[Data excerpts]
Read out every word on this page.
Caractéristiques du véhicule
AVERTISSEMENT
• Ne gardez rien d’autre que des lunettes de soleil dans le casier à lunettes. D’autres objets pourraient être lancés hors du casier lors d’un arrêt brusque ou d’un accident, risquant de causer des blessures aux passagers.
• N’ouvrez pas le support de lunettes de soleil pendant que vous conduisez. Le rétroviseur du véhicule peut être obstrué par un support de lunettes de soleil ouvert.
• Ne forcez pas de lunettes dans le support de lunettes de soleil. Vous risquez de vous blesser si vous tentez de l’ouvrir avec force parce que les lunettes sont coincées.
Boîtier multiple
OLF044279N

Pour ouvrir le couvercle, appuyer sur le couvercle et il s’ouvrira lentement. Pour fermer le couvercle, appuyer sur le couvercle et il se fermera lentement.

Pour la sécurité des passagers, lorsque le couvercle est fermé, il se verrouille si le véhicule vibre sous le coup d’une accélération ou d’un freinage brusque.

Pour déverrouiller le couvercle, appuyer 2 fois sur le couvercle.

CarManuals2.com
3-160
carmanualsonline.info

---

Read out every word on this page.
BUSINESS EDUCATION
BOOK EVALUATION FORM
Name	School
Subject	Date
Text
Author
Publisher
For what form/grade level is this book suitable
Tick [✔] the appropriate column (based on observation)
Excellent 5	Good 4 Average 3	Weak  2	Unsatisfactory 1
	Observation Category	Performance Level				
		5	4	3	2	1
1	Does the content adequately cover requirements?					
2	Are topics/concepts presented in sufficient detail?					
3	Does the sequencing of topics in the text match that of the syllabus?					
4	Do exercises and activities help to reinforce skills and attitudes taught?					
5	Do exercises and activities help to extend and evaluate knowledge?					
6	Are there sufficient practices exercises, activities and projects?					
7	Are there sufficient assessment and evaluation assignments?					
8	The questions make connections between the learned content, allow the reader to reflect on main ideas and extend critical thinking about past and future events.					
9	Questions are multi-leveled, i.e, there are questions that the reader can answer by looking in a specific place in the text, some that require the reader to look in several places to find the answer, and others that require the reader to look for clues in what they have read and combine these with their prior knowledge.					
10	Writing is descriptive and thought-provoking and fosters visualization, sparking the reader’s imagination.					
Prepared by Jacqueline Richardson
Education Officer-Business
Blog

* Do this:
Go through the records and pull out each line that includes the word "appuyer".

* Written answer:
Pour ouvrir le couvercle, appuyer sur le couvercle et il s’ouvrira lentement. Pour fermer le couvercle, appuyer sur le couvercle et il se fermera lentement.
Pour déverrouiller le couvercle, appuyer 2 fois sur le couvercle.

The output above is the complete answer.